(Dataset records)

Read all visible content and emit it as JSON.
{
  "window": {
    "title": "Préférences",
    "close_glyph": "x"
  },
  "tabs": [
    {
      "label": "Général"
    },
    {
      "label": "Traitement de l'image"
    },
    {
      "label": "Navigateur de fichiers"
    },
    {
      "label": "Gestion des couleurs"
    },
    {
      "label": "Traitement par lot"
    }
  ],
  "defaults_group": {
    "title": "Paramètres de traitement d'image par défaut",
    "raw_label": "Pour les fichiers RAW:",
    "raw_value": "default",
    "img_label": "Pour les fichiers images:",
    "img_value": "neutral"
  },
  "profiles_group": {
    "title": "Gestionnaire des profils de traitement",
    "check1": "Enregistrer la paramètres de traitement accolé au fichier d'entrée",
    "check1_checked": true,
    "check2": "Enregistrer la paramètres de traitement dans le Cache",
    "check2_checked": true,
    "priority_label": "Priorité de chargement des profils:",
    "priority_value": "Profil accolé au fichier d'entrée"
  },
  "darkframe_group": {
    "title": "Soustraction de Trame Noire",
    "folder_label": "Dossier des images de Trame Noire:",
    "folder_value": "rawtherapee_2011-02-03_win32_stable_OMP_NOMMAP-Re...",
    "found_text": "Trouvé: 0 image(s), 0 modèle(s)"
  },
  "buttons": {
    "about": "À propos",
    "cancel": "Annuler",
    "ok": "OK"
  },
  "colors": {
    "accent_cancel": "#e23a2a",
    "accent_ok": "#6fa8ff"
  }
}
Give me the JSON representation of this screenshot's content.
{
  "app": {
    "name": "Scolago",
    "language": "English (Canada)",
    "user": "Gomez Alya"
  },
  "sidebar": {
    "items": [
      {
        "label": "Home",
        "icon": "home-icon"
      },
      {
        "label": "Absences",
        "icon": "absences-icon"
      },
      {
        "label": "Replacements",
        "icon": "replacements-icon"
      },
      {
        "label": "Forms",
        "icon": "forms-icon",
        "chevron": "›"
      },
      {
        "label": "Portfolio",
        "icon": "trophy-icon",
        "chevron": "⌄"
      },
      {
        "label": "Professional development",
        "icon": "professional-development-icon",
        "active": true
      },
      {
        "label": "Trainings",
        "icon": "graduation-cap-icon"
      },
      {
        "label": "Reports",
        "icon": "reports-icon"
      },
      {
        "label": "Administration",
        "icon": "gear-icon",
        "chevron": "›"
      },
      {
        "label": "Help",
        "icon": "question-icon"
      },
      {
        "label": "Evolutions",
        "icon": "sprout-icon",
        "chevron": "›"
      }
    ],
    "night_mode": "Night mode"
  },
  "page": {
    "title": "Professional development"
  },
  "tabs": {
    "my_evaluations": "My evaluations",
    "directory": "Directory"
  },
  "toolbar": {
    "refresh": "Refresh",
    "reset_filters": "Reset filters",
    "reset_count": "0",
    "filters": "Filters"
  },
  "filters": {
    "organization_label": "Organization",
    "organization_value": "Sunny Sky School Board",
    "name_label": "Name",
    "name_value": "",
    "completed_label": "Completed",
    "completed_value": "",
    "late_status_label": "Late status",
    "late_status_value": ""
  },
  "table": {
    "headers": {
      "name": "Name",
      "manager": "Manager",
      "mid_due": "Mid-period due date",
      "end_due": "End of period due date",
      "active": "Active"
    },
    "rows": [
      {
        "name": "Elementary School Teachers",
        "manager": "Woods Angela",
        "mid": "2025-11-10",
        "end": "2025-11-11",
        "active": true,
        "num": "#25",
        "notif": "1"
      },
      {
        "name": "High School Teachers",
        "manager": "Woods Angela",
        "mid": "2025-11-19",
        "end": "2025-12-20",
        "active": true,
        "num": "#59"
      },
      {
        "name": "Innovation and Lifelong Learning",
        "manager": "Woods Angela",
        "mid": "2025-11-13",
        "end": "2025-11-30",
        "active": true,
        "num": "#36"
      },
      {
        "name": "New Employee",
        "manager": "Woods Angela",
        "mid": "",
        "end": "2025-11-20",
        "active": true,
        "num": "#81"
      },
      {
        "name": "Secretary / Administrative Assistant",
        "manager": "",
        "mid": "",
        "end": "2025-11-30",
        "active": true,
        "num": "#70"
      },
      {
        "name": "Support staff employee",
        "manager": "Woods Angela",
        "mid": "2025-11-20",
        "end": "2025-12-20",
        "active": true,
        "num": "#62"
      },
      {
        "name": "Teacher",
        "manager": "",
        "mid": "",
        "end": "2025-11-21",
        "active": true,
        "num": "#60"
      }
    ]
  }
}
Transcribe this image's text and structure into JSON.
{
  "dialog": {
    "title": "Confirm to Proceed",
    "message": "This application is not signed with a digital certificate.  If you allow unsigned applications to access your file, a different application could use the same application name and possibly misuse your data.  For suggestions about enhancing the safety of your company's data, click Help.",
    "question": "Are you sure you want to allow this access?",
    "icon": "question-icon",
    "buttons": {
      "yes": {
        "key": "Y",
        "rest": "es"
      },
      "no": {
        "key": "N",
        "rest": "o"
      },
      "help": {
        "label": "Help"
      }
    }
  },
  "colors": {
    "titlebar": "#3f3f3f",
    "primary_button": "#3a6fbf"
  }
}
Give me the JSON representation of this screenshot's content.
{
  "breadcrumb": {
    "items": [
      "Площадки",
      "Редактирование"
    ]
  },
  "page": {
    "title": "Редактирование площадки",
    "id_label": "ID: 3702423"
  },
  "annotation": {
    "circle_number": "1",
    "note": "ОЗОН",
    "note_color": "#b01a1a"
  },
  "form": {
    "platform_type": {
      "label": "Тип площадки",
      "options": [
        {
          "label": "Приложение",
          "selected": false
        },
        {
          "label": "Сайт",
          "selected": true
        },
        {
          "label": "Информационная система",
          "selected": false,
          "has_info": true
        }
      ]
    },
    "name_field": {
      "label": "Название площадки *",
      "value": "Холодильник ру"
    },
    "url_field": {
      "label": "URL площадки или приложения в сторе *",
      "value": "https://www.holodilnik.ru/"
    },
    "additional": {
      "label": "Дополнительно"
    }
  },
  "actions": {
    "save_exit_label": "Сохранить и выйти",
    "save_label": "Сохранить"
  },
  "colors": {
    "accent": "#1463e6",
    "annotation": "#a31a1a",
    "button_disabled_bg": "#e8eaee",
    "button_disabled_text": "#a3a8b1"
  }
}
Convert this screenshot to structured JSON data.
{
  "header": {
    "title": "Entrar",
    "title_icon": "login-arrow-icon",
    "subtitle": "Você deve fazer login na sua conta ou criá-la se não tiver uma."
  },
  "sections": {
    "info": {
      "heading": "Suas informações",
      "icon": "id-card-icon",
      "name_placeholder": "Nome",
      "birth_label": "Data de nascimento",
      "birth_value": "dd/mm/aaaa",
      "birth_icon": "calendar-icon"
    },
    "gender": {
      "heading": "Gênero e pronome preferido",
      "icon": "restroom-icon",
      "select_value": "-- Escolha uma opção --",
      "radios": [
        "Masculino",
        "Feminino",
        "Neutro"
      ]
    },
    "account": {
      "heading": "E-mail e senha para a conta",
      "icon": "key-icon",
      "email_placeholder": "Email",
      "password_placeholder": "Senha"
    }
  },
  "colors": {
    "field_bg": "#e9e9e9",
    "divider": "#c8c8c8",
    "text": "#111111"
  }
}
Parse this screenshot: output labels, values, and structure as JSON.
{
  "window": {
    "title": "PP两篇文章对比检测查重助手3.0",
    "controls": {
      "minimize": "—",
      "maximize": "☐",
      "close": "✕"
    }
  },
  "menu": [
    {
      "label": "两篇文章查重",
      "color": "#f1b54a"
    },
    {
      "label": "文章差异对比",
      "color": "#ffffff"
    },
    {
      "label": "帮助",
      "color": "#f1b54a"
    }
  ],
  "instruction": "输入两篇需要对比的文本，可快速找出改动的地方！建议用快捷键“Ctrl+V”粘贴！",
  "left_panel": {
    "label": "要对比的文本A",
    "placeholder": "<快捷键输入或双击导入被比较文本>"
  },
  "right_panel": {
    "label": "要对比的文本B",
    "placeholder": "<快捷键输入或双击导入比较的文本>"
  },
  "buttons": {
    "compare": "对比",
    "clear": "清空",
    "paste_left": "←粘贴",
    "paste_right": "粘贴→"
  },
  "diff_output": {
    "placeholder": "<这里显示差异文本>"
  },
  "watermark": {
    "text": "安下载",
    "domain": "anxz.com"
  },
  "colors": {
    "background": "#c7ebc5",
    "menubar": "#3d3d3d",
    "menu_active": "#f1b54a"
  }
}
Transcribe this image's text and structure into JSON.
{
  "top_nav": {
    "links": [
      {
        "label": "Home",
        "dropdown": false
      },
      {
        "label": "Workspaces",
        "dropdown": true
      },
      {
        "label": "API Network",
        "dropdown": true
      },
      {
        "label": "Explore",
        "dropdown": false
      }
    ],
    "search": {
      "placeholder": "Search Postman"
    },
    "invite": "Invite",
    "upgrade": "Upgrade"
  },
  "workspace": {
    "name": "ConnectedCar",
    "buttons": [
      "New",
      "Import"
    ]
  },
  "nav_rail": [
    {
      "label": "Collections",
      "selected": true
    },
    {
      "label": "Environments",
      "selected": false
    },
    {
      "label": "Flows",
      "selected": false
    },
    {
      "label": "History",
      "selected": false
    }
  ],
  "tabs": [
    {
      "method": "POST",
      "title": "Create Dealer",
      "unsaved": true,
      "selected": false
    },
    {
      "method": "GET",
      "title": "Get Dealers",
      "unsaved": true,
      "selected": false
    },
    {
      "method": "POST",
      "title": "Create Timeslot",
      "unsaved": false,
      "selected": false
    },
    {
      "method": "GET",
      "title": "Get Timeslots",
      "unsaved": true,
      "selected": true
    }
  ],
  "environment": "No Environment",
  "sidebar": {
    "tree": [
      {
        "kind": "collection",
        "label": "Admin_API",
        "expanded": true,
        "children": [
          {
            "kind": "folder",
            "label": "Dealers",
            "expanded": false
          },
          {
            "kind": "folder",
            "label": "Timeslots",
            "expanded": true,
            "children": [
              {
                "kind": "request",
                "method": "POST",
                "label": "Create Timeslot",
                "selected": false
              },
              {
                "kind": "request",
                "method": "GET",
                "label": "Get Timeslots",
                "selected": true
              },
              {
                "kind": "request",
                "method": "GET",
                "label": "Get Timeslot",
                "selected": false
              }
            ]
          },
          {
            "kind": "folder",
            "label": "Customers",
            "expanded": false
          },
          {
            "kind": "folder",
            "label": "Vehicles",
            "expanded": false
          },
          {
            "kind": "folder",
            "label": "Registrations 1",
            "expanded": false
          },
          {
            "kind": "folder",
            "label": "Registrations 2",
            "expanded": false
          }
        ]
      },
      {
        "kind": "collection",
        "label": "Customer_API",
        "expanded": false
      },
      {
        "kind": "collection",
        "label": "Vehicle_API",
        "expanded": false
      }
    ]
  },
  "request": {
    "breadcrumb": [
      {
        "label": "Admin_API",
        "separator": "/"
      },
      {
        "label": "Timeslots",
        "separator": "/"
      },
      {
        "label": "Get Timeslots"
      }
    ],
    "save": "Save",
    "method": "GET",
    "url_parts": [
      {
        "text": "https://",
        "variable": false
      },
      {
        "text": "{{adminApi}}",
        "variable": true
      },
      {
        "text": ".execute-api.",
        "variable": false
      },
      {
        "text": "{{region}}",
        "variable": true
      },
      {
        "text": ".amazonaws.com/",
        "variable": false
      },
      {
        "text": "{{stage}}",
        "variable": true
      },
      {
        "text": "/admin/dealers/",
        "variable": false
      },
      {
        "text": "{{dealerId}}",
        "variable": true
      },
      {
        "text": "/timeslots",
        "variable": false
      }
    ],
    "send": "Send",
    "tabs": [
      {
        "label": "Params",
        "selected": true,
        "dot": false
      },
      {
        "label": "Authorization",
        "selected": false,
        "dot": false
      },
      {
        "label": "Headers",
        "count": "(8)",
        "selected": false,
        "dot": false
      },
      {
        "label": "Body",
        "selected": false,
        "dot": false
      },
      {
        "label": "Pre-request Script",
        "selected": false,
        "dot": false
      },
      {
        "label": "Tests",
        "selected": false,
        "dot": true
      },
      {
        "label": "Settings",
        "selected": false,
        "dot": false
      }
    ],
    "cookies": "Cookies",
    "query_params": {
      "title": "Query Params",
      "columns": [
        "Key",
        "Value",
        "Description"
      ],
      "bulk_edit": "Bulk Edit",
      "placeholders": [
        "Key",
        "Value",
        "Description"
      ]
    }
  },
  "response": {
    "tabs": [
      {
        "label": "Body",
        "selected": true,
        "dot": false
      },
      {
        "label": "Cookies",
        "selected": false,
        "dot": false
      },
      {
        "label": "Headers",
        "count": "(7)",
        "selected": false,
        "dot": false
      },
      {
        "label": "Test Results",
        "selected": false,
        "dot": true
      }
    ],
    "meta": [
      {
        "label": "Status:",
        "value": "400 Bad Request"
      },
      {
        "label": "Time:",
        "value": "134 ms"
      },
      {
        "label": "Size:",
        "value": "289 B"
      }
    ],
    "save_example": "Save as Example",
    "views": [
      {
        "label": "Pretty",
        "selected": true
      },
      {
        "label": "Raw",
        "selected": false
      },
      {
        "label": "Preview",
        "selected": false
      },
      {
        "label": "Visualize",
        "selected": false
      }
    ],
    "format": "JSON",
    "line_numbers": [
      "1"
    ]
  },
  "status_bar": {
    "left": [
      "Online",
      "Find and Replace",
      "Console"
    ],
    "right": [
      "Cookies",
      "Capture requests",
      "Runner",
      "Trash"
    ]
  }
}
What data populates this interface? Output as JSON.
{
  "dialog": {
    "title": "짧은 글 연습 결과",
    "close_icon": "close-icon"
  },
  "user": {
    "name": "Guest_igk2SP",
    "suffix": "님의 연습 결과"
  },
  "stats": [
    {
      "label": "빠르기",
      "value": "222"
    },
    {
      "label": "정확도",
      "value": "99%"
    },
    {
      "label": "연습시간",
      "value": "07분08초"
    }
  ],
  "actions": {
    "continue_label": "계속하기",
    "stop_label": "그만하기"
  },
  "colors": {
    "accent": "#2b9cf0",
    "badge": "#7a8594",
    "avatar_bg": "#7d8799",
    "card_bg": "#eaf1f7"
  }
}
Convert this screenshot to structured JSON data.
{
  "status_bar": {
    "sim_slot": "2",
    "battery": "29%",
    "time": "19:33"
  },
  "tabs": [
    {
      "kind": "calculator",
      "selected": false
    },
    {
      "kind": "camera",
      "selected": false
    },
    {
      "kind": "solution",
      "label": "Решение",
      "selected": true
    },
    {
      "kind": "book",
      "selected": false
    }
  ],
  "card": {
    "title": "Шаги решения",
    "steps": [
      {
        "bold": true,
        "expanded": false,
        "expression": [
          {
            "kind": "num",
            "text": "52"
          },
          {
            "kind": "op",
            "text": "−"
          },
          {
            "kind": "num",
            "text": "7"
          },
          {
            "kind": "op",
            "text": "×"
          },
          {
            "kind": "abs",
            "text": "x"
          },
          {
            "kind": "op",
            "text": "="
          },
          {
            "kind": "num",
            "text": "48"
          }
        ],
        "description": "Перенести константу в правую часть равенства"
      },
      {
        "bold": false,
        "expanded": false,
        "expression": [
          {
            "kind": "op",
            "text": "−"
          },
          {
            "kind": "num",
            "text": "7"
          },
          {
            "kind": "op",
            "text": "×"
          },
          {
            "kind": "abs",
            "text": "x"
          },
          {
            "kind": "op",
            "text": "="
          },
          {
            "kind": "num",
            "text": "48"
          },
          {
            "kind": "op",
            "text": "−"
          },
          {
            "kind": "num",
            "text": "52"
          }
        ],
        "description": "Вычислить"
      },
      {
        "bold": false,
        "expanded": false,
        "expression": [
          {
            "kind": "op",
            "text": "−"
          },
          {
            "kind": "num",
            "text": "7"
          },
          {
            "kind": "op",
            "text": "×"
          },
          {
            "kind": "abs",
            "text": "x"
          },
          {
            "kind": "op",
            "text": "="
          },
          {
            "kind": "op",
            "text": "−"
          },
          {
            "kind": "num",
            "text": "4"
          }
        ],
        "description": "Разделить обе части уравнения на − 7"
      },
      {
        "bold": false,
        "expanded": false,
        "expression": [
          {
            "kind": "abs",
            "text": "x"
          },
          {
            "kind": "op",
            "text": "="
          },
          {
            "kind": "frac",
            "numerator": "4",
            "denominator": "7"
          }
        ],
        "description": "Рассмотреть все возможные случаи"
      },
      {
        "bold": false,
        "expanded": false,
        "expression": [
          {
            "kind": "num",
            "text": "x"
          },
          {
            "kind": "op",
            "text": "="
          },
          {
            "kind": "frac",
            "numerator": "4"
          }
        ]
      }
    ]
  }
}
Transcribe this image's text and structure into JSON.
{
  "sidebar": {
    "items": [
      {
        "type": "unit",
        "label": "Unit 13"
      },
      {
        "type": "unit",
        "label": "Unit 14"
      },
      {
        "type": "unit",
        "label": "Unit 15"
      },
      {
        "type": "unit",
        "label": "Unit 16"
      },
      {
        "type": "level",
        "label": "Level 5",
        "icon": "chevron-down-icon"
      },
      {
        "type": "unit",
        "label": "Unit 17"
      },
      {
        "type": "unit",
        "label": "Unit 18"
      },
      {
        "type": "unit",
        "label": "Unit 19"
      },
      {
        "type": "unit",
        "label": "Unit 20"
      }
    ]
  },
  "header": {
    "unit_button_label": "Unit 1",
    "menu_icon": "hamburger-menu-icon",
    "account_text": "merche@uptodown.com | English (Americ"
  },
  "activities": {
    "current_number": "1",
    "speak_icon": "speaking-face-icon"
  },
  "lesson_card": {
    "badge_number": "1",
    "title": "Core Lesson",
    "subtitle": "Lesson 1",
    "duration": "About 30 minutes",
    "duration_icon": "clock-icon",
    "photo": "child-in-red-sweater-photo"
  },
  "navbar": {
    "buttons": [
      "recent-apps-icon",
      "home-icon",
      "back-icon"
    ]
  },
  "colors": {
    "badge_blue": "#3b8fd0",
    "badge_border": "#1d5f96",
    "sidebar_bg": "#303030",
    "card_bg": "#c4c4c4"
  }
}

Written problem -
In the entries above, find each line with the string "https" and copy it.

Written response -
      "value": "https://www.holodilnik.ru/"
        "text": "https://",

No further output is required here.